## Entries provided
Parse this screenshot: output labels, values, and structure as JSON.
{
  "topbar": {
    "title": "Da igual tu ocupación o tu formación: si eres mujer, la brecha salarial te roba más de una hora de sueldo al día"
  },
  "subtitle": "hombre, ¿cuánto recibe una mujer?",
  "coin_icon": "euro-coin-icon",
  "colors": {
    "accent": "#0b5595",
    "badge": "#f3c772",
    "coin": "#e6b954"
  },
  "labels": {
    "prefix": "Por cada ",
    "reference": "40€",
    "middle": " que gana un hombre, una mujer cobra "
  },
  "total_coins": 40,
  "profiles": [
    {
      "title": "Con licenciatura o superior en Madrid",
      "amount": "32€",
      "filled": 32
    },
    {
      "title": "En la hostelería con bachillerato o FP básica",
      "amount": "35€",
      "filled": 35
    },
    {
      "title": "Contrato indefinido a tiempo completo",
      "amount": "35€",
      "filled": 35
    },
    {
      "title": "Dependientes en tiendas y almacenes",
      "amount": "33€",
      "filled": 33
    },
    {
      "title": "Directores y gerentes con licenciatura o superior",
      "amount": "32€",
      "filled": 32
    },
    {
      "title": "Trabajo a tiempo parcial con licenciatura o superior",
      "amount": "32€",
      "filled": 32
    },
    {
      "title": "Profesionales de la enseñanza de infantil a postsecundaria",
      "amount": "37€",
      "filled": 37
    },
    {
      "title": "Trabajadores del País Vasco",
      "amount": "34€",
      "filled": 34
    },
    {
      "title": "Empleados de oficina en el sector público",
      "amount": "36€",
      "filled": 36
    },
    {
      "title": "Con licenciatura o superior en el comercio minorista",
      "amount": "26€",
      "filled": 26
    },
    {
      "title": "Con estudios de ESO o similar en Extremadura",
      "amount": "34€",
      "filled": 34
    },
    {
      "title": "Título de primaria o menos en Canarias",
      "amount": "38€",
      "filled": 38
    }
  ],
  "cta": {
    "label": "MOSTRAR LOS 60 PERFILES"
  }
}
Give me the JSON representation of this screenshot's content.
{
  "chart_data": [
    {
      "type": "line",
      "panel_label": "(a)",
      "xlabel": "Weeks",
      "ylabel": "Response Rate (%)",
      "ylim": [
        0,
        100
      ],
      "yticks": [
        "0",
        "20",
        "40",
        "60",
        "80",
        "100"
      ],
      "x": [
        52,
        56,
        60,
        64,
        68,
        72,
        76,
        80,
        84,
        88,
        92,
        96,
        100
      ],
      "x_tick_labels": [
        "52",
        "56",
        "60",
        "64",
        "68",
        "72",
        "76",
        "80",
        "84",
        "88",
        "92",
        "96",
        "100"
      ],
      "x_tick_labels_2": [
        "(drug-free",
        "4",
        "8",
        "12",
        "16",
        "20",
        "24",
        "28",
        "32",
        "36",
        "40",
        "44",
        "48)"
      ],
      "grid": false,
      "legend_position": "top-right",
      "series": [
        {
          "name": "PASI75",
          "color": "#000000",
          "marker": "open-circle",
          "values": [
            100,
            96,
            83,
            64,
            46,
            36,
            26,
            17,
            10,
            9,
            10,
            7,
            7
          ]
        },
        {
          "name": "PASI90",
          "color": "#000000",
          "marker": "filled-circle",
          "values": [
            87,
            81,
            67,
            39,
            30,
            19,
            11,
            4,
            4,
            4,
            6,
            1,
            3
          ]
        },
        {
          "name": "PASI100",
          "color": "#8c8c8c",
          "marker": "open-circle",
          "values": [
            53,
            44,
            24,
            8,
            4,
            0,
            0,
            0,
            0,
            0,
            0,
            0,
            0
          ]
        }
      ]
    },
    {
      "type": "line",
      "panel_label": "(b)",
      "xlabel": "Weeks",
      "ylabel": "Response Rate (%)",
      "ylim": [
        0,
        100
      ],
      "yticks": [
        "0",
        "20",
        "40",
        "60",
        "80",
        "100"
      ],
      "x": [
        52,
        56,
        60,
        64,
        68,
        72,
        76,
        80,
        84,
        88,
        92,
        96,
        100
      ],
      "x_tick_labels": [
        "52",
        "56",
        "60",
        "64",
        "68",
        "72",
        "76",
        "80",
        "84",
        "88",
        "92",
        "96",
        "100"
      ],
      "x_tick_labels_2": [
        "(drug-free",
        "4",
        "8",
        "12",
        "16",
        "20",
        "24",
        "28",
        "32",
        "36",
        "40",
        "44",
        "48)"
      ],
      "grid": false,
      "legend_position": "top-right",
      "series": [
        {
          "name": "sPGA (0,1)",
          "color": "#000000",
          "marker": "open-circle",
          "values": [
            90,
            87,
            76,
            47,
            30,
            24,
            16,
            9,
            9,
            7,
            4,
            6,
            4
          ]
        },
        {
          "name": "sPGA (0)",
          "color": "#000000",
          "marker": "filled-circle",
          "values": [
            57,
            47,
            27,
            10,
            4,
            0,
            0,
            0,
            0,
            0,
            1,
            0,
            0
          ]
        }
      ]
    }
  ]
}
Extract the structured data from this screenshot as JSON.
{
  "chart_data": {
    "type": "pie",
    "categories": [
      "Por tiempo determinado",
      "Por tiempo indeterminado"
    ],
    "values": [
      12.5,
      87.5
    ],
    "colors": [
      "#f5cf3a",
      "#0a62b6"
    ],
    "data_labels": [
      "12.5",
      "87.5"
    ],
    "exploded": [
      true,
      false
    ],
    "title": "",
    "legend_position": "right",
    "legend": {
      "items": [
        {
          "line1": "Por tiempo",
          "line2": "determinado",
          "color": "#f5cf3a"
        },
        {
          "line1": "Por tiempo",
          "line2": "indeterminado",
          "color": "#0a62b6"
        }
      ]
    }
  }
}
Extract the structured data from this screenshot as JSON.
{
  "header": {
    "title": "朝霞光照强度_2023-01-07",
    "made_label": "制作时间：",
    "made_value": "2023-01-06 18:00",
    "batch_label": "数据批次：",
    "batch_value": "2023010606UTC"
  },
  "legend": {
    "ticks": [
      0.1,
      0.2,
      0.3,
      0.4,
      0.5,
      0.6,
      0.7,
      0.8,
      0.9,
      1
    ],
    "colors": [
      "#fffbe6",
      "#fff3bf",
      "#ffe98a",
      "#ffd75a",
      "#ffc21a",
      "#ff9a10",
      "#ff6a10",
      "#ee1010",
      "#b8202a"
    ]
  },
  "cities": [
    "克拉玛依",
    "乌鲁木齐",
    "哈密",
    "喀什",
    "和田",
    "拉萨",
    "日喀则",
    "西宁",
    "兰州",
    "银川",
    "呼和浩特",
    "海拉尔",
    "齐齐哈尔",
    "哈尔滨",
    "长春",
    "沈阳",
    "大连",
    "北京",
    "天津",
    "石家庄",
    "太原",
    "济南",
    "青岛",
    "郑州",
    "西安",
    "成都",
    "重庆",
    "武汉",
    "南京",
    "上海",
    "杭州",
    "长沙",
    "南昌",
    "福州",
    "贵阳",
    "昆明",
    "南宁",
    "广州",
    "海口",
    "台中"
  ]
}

## What this task involves
Your task is to reproduce the whole listing exactly.

## Answer to the exercise
Parse this screenshot: output labels, values, and structure as JSON.
{
  "topbar": {
    "title": "Da igual tu ocupación o tu formación: si eres mujer, la brecha salarial te roba más de una hora de sueldo al día"
  },
  "subtitle": "hombre, ¿cuánto recibe una mujer?",
  "coin_icon": "euro-coin-icon",
  "colors": {
    "accent": "#0b5595",
    "badge": "#f3c772",
    "coin": "#e6b954"
  },
  "labels": {
    "prefix": "Por cada ",
    "reference": "40€",
    "middle": " que gana un hombre, una mujer cobra "
  },
  "total_coins": 40,
  "profiles": [
    {
      "title": "Con licenciatura o superior en Madrid",
      "amount": "32€",
      "filled": 32
    },
    {
      "title": "En la hostelería con bachillerato o FP básica",
      "amount": "35€",
      "filled": 35
    },
    {
      "title": "Contrato indefinido a tiempo completo",
      "amount": "35€",
      "filled": 35
    },
    {
      "title": "Dependientes en tiendas y almacenes",
      "amount": "33€",
      "filled": 33
    },
    {
      "title": "Directores y gerentes con licenciatura o superior",
      "amount": "32€",
      "filled": 32
    },
    {
      "title": "Trabajo a tiempo parcial con licenciatura o superior",
      "amount": "32€",
      "filled": 32
    },
    {
      "title": "Profesionales de la enseñanza de infantil a postsecundaria",
      "amount": "37€",
      "filled": 37
    },
    {
      "title": "Trabajadores del País Vasco",
      "amount": "34€",
      "filled": 34
    },
    {
      "title": "Empleados de oficina en el sector público",
      "amount": "36€",
      "filled": 36
    },
    {
      "title": "Con licenciatura o superior en el comercio minorista",
      "amount": "26€",
      "filled": 26
    },
    {
      "title": "Con estudios de ESO o similar en Extremadura",
      "amount": "34€",
      "filled": 34
    },
    {
      "title": "Título de primaria o menos en Canarias",
      "amount": "38€",
      "filled": 38
    }
  ],
  "cta": {
    "label": "MOSTRAR LOS 60 PERFILES"
  }
}
Give me the JSON representation of this screenshot's content.
{
  "chart_data": [
    {
      "type": "line",
      "panel_label": "(a)",
      "xlabel": "Weeks",
      "ylabel": "Response Rate (%)",
      "ylim": [
        0,
        100
      ],
      "yticks": [
        "0",
        "20",
        "40",
        "60",
        "80",
        "100"
      ],
      "x": [
        52,
        56,
        60,
        64,
        68,
        72,
        76,
        80,
        84,
        88,
        92,
        96,
        100
      ],
      "x_tick_labels": [
        "52",
        "56",
        "60",
        "64",
        "68",
        "72",
        "76",
        "80",
        "84",
        "88",
        "92",
        "96",
        "100"
      ],
      "x_tick_labels_2": [
        "(drug-free",
        "4",
        "8",
        "12",
        "16",
        "20",
        "24",
        "28",
        "32",
        "36",
        "40",
        "44",
        "48)"
      ],
      "grid": false,
      "legend_position": "top-right",
      "series": [
        {
          "name": "PASI75",
          "color": "#000000",
          "marker": "open-circle",
          "values": [
            100,
            96,
            83,
            64,
            46,
            36,
            26,
            17,
            10,
            9,
            10,
            7,
            7
          ]
        },
        {
          "name": "PASI90",
          "color": "#000000",
          "marker": "filled-circle",
          "values": [
            87,
            81,
            67,
            39,
            30,
            19,
            11,
            4,
            4,
            4,
            6,
            1,
            3
          ]
        },
        {
          "name": "PASI100",
          "color": "#8c8c8c",
          "marker": "open-circle",
          "values": [
            53,
            44,
            24,
            8,
            4,
            0,
            0,
            0,
            0,
            0,
            0,
            0,
            0
          ]
        }
      ]
    },
    {
      "type": "line",
      "panel_label": "(b)",
      "xlabel": "Weeks",
      "ylabel": "Response Rate (%)",
      "ylim": [
        0,
        100
      ],
      "yticks": [
        "0",
        "20",
        "40",
        "60",
        "80",
        "100"
      ],
      "x": [
        52,
        56,
        60,
        64,
        68,
        72,
        76,
        80,
        84,
        88,
        92,
        96,
        100
      ],
      "x_tick_labels": [
        "52",
        "56",
        "60",
        "64",
        "68",
        "72",
        "76",
        "80",
        "84",
        "88",
        "92",
        "96",
        "100"
      ],
      "x_tick_labels_2": [
        "(drug-free",
        "4",
        "8",
        "12",
        "16",
        "20",
        "24",
        "28",
        "32",
        "36",
        "40",
        "44",
        "48)"
      ],
      "grid": false,
      "legend_position": "top-right",
      "series": [
        {
          "name": "sPGA (0,1)",
          "color": "#000000",
          "marker": "open-circle",
          "values": [
            90,
            87,
            76,
            47,
            30,
            24,
            16,
            9,
            9,
            7,
            4,
            6,
            4
          ]
        },
        {
          "name": "sPGA (0)",
          "color": "#000000",
          "marker": "filled-circle",
          "values": [
            57,
            47,
            27,
            10,
            4,
            0,
            0,
            0,
            0,
            0,
            1,
            0,
            0
          ]
        }
      ]
    }
  ]
}
Extract the structured data from this screenshot as JSON.
{
  "chart_data": {
    "type": "pie",
    "categories": [
      "Por tiempo determinado",
      "Por tiempo indeterminado"
    ],
    "values": [
      12.5,
      87.5
    ],
    "colors": [
      "#f5cf3a",
      "#0a62b6"
    ],
    "data_labels": [
      "12.5",
      "87.5"
    ],
    "exploded": [
      true,
      false
    ],
    "title": "",
    "legend_position": "right",
    "legend": {
      "items": [
        {
          "line1": "Por tiempo",
          "line2": "determinado",
          "color": "#f5cf3a"
        },
        {
          "line1": "Por tiempo",
          "line2": "indeterminado",
          "color": "#0a62b6"
        }
      ]
    }
  }
}
Extract the structured data from this screenshot as JSON.
{
  "header": {
    "title": "朝霞光照强度_2023-01-07",
    "made_label": "制作时间：",
    "made_value": "2023-01-06 18:00",
    "batch_label": "数据批次：",
    "batch_value": "2023010606UTC"
  },
  "legend": {
    "ticks": [
      0.1,
      0.2,
      0.3,
      0.4,
      0.5,
      0.6,
      0.7,
      0.8,
      0.9,
      1
    ],
    "colors": [
      "#fffbe6",
      "#fff3bf",
      "#ffe98a",
      "#ffd75a",
      "#ffc21a",
      "#ff9a10",
      "#ff6a10",
      "#ee1010",
      "#b8202a"
    ]
  },
  "cities": [
    "克拉玛依",
    "乌鲁木齐",
    "哈密",
    "喀什",
    "和田",
    "拉萨",
    "日喀则",
    "西宁",
    "兰州",
    "银川",
    "呼和浩特",
    "海拉尔",
    "齐齐哈尔",
    "哈尔滨",
    "长春",
    "沈阳",
    "大连",
    "北京",
    "天津",
    "石家庄",
    "太原",
    "济南",
    "青岛",
    "郑州",
    "西安",
    "成都",
    "重庆",
    "武汉",
    "南京",
    "上海",
    "杭州",
    "长沙",
    "南昌",
    "福州",
    "贵阳",
    "昆明",
    "南宁",
    "广州",
    "海口",
    "台中"
  ]
}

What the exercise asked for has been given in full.